Keep only those lines of the records that include the string "左肺上叶尖后段一类圆形的实性结节".

ITEMS:
□ □ □ □ □

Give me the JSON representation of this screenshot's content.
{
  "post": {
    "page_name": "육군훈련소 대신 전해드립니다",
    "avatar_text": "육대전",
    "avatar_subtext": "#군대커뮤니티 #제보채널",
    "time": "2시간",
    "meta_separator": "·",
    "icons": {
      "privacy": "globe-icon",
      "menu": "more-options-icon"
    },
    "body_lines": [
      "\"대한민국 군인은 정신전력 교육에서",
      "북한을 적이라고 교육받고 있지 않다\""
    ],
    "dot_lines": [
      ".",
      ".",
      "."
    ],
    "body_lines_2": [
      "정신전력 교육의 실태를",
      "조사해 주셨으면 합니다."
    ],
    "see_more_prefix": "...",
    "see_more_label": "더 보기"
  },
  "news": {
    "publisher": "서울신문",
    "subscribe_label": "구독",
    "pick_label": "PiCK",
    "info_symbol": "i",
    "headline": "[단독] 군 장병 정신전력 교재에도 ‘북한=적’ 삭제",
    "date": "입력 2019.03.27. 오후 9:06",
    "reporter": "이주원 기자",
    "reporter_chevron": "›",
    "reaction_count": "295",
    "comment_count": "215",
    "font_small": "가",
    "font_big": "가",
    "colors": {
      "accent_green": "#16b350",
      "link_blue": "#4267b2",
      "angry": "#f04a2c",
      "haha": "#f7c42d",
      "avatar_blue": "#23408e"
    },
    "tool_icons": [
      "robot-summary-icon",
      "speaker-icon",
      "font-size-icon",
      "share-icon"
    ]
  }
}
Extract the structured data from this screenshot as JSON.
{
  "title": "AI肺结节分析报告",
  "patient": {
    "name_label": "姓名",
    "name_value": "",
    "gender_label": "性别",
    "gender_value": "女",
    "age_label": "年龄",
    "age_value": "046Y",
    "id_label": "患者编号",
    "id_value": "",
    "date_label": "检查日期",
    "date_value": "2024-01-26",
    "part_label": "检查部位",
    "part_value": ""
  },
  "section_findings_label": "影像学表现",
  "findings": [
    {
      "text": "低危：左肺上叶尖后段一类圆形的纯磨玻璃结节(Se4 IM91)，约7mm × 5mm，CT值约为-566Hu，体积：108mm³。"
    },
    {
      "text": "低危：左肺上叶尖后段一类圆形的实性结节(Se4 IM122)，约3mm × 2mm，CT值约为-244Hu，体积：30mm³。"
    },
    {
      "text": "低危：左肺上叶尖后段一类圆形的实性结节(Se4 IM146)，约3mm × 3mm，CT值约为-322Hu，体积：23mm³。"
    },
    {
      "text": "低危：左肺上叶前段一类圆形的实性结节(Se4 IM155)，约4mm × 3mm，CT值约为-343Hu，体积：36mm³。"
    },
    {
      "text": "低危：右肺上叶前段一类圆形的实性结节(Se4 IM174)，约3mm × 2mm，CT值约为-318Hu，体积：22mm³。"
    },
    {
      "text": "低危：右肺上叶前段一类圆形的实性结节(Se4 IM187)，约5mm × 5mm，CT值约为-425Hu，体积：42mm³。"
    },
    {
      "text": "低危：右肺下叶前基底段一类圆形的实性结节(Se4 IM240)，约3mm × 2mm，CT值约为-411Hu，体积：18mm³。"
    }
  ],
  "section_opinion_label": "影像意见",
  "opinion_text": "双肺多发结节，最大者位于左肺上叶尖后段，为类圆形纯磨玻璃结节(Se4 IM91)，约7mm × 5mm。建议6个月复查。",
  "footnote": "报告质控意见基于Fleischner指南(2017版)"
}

□ □ □ □ □

EXERCISE RESPONSE:
      "text": "低危：左肺上叶尖后段一类圆形的实性结节(Se4 IM122)，约3mm × 2mm，CT值约为-244Hu，体积：30mm³。"
      "text": "低危：左肺上叶尖后段一类圆形的实性结节(Se4 IM146)，约3mm × 3mm，CT值约为-322Hu，体积：23mm³。"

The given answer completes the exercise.